* _EXERCISE_: Return the material below in full and exactly.

* _RECORDED DATA_:

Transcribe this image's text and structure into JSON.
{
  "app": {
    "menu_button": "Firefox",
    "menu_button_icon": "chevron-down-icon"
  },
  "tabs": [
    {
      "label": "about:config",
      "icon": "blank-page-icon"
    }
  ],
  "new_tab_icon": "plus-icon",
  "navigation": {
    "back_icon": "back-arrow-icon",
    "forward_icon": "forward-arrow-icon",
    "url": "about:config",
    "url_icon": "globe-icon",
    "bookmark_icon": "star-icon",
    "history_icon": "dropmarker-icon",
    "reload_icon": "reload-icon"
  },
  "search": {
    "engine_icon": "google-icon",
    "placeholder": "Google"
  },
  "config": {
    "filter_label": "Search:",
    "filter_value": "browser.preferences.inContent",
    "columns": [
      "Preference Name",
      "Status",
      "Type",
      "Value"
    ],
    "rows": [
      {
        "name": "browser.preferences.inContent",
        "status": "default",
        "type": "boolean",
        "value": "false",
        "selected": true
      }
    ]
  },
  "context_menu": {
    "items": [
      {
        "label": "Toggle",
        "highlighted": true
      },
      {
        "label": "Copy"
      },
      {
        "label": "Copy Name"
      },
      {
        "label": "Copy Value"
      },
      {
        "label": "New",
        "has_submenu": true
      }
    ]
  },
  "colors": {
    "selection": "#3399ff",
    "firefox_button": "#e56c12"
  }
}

* _IN RESPONSE_:
Transcribe this image's text and structure into JSON.
{
  "app": {
    "menu_button": "Firefox",
    "menu_button_icon": "chevron-down-icon"
  },
  "tabs": [
    {
      "label": "about:config",
      "icon": "blank-page-icon"
    }
  ],
  "new_tab_icon": "plus-icon",
  "navigation": {
    "back_icon": "back-arrow-icon",
    "forward_icon": "forward-arrow-icon",
    "url": "about:config",
    "url_icon": "globe-icon",
    "bookmark_icon": "star-icon",
    "history_icon": "dropmarker-icon",
    "reload_icon": "reload-icon"
  },
  "search": {
    "engine_icon": "google-icon",
    "placeholder": "Google"
  },
  "config": {
    "filter_label": "Search:",
    "filter_value": "browser.preferences.inContent",
    "columns": [
      "Preference Name",
      "Status",
      "Type",
      "Value"
    ],
    "rows": [
      {
        "name": "browser.preferences.inContent",
        "status": "default",
        "type": "boolean",
        "value": "false",
        "selected": true
      }
    ]
  },
  "context_menu": {
    "items": [
      {
        "label": "Toggle",
        "highlighted": true
      },
      {
        "label": "Copy"
      },
      {
        "label": "Copy Name"
      },
      {
        "label": "Copy Value"
      },
      {
        "label": "New",
        "has_submenu": true
      }
    ]
  },
  "colors": {
    "selection": "#3399ff",
    "firefox_button": "#e56c12"
  }
}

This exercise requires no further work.